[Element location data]
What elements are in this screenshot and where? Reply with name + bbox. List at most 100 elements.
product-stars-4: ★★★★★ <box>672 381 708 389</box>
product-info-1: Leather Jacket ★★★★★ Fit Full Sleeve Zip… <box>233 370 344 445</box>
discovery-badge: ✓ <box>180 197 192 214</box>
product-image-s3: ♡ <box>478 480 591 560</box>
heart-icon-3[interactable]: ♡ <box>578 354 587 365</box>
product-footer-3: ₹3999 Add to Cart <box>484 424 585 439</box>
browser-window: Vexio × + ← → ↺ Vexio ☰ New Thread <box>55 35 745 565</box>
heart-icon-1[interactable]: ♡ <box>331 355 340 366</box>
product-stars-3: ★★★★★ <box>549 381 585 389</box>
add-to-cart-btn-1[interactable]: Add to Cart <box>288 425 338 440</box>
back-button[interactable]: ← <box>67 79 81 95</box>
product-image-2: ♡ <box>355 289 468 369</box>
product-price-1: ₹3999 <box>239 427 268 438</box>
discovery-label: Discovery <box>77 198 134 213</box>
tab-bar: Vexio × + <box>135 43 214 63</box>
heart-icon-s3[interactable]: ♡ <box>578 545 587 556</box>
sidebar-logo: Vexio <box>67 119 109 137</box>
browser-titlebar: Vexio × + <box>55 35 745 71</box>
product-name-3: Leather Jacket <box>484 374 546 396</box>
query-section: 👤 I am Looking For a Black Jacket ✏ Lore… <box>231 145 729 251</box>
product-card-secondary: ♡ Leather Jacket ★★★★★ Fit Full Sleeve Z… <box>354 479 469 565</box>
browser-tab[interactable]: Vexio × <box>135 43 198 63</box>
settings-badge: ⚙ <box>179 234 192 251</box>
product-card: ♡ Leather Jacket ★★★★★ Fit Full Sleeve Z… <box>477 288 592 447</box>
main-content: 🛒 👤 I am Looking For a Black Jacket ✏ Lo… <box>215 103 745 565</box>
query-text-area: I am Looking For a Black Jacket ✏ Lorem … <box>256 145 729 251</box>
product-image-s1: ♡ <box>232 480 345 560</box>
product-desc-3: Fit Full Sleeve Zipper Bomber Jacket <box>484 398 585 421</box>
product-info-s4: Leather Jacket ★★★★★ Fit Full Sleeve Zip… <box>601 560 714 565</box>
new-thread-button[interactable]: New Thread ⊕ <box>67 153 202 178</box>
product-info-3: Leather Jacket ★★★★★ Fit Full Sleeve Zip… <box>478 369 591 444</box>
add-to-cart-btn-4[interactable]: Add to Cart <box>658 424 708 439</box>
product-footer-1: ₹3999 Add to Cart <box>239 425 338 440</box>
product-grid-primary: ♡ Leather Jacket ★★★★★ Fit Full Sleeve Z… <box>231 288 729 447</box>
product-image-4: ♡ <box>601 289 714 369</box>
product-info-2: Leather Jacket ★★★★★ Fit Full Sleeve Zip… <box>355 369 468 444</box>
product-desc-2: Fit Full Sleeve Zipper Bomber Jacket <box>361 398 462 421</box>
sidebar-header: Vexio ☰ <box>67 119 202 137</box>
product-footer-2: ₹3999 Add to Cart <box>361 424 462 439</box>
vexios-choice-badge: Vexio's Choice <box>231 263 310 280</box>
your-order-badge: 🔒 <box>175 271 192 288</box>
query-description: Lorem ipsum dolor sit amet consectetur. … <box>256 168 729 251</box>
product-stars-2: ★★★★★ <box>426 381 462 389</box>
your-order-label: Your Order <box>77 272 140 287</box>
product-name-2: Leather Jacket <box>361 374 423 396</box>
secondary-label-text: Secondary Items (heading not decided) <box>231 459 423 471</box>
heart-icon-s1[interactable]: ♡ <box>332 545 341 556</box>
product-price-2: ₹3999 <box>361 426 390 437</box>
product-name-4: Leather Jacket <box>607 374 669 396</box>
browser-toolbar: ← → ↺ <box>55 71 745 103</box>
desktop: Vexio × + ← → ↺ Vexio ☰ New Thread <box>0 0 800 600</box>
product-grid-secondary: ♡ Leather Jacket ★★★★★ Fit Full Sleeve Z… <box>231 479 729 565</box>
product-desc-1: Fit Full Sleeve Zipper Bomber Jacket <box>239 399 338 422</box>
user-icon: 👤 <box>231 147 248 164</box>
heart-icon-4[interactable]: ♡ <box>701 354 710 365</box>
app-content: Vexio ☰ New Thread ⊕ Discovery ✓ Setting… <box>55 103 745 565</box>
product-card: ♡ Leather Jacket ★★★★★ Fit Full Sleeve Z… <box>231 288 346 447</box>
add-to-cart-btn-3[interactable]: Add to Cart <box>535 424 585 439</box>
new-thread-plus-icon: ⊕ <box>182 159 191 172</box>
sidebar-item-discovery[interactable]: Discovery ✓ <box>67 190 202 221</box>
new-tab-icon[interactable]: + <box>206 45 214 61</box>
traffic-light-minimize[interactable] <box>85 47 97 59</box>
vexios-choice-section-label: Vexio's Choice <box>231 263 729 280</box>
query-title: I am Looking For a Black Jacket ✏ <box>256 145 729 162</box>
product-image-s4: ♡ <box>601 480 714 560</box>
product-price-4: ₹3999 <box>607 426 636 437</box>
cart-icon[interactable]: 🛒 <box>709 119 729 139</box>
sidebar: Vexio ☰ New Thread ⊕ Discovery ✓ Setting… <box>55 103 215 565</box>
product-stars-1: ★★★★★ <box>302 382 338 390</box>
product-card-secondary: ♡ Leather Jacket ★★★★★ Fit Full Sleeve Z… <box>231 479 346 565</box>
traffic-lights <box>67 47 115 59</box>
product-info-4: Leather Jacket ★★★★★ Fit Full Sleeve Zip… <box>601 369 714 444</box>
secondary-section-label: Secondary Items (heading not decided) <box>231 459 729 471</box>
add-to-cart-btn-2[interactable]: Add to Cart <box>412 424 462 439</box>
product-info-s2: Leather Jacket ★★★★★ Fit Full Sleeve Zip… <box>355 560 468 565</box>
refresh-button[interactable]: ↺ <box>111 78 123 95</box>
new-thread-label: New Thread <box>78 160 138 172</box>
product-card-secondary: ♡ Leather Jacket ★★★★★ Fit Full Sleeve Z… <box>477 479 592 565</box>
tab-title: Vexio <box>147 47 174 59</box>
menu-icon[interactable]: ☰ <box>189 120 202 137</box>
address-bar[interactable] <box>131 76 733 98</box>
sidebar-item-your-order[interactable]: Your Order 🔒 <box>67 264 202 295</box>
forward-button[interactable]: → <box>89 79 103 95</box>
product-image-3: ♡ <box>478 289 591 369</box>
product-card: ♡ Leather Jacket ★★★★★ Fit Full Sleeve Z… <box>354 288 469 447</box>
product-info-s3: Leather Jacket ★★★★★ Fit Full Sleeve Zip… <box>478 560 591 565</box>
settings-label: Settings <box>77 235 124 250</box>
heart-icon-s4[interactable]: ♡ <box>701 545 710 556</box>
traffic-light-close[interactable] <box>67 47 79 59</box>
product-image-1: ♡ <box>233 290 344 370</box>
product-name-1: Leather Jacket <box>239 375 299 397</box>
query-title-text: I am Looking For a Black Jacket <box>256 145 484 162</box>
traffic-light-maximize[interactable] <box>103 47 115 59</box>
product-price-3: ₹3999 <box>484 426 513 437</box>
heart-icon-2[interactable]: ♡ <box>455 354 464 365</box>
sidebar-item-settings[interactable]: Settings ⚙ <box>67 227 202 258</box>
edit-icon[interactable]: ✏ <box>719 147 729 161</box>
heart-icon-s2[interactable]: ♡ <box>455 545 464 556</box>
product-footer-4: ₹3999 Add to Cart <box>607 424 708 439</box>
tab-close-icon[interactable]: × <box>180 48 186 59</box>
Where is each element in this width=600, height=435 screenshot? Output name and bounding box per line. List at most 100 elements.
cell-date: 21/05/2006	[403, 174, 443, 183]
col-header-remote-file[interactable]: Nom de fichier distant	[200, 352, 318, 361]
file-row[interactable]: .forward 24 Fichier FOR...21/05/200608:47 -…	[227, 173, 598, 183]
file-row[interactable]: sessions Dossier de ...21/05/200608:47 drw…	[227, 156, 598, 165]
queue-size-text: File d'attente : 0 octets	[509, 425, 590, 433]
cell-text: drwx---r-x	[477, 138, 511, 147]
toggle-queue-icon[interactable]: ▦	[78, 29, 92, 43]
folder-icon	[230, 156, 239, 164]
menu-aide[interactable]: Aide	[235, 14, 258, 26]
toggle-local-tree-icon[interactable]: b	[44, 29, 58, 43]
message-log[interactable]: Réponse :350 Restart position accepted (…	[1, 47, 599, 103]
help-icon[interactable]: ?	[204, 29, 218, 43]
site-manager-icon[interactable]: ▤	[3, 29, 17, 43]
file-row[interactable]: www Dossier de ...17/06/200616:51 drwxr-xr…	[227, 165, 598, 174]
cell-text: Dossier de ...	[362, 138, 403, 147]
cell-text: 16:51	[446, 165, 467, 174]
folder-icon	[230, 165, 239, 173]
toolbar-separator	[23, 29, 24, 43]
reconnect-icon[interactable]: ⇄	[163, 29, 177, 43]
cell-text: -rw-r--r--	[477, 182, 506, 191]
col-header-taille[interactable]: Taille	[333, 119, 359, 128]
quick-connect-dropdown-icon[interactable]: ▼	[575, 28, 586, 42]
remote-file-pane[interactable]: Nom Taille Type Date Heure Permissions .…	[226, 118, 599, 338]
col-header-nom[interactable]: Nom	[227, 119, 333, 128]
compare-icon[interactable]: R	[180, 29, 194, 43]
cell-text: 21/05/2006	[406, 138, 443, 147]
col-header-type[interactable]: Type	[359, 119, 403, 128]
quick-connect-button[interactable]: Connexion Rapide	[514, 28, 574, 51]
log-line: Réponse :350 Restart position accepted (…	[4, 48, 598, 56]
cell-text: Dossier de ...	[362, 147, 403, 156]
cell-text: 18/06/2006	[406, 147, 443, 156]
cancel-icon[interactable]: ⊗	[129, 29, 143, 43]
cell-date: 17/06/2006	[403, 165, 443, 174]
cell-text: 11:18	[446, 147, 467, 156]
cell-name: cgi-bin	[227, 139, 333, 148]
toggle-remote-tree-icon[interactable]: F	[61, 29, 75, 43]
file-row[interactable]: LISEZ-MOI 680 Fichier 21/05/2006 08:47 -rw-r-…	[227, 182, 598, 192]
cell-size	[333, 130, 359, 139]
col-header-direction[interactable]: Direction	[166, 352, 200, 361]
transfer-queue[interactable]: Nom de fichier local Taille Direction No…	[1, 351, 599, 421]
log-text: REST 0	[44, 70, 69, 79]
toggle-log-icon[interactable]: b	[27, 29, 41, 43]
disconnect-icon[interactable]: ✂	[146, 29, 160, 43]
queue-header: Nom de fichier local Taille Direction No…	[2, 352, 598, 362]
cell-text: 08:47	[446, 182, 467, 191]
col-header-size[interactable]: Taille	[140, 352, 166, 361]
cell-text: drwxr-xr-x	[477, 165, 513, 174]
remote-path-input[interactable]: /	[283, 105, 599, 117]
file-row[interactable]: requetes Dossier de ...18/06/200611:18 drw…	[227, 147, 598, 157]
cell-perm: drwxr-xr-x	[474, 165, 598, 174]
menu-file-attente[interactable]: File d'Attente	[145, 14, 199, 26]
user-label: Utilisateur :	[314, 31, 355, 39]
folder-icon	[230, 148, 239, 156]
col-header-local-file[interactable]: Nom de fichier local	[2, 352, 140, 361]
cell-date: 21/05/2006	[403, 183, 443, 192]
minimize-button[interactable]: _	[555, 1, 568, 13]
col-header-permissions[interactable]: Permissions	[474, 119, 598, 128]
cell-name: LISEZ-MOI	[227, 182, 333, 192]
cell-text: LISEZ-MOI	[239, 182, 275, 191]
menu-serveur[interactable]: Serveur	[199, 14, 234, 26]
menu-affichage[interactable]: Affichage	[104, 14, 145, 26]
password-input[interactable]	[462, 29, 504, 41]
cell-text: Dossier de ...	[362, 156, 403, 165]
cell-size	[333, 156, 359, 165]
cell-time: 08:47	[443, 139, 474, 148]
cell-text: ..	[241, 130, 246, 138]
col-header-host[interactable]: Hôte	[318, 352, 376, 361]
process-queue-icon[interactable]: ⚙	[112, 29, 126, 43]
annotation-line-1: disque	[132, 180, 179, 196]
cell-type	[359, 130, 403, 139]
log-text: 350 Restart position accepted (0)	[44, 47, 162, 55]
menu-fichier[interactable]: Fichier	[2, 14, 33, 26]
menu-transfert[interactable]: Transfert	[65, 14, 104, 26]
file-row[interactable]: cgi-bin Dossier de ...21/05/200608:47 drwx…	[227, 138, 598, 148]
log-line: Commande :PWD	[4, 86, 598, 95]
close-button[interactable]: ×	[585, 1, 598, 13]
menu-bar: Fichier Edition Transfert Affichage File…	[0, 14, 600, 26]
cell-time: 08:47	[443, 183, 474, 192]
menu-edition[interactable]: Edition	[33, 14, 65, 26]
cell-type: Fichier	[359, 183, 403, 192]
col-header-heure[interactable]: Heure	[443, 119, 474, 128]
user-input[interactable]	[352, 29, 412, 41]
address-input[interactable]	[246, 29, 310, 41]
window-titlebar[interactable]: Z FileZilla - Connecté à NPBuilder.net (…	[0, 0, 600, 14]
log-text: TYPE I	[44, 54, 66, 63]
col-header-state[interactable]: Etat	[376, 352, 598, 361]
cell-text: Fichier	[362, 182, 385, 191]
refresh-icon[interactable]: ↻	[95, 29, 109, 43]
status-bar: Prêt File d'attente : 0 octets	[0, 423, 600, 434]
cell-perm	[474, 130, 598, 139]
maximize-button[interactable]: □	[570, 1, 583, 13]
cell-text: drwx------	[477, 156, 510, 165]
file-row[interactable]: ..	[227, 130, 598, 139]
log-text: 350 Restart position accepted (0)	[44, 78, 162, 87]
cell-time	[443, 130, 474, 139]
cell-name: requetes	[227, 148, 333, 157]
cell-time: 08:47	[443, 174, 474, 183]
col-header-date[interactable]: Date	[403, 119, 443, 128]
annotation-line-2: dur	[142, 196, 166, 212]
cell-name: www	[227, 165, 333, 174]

-- Task --
Please output the data verbatim from its first line through the line that contains "product-image-s3: ♡ <box>478", including both of those lines.

-- Response --
What elements are in this screenshot and where? Reply with name + bbox. List at most 100 elements.
product-stars-4: ★★★★★ <box>672 381 708 389</box>
product-info-1: Leather Jacket ★★★★★ Fit Full Sleeve Zip… <box>233 370 344 445</box>
discovery-badge: ✓ <box>180 197 192 214</box>
product-image-s3: ♡ <box>478 480 591 560</box>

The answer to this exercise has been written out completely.